— DATA RECORDS —
□ □ □ □ □

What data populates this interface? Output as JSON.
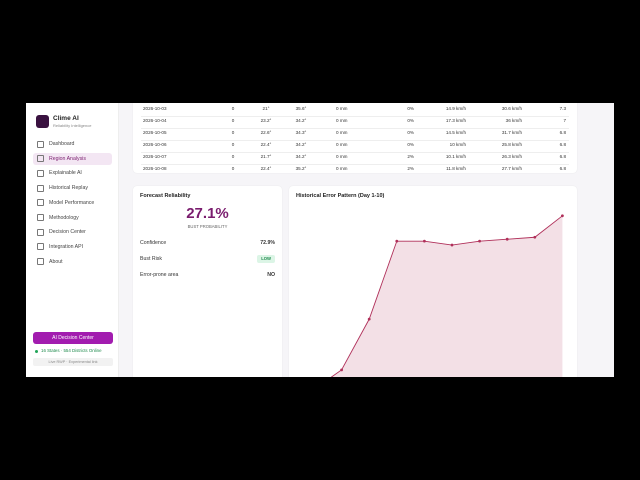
{
  "brand": {
    "name": "Clime AI",
    "tagline": "Reliability Intelligence"
  },
  "nav": [
    "Dashboard",
    "Region Analysis",
    "Explainable AI",
    "Historical Replay",
    "Model Performance",
    "Methodology",
    "Decision Center",
    "Integration API",
    "About"
  ],
  "active_nav": 1,
  "sidebar_footer": {
    "button": "AI Decision Center",
    "status": "16 States · 554 Districts Online",
    "note": "Live RWP · Experimental link"
  },
  "table": {
    "rows": [
      [
        "2026-10-03",
        "0",
        "21°",
        "35.6°",
        "0 mm",
        "0%",
        "14.9 km/h",
        "30.6 km/h",
        "7.3"
      ],
      [
        "2026-10-04",
        "0",
        "23.2°",
        "34.2°",
        "0 mm",
        "0%",
        "17.3 km/h",
        "36 km/h",
        "7"
      ],
      [
        "2026-10-05",
        "0",
        "22.6°",
        "34.3°",
        "0 mm",
        "0%",
        "14.5 km/h",
        "31.7 km/h",
        "6.8"
      ],
      [
        "2026-10-06",
        "0",
        "22.4°",
        "34.2°",
        "0 mm",
        "0%",
        "10 km/h",
        "25.8 km/h",
        "6.8"
      ],
      [
        "2026-10-07",
        "0",
        "21.7°",
        "34.2°",
        "0 mm",
        "2%",
        "10.1 km/h",
        "26.3 km/h",
        "6.8"
      ],
      [
        "2026-10-08",
        "0",
        "22.4°",
        "35.2°",
        "0 mm",
        "2%",
        "11.8 km/h",
        "27.7 km/h",
        "6.8"
      ]
    ]
  },
  "reliability": {
    "title": "Forecast Reliability",
    "value": "27.1%",
    "value_caption": "BUST PROBABILITY",
    "items": [
      {
        "label": "Confidence",
        "value": "72.9%"
      },
      {
        "label": "Bust Risk",
        "value": "LOW"
      },
      {
        "label": "Error-prone area",
        "value": "NO"
      }
    ]
  },
  "chart_data": {
    "type": "line",
    "title": "Historical Error Pattern (Day 1-10)",
    "values": [
      7,
      17,
      43,
      83,
      83,
      81,
      83,
      84,
      85,
      96
    ],
    "color": "#b0305a",
    "ylim": [
      0,
      100
    ]
  }
}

□ □ □ □ □

— SHORT PROBLEM —
Your answer should be a single number: the count of lines in the entries that contain the word "Center".

— TASK ANSWER —
2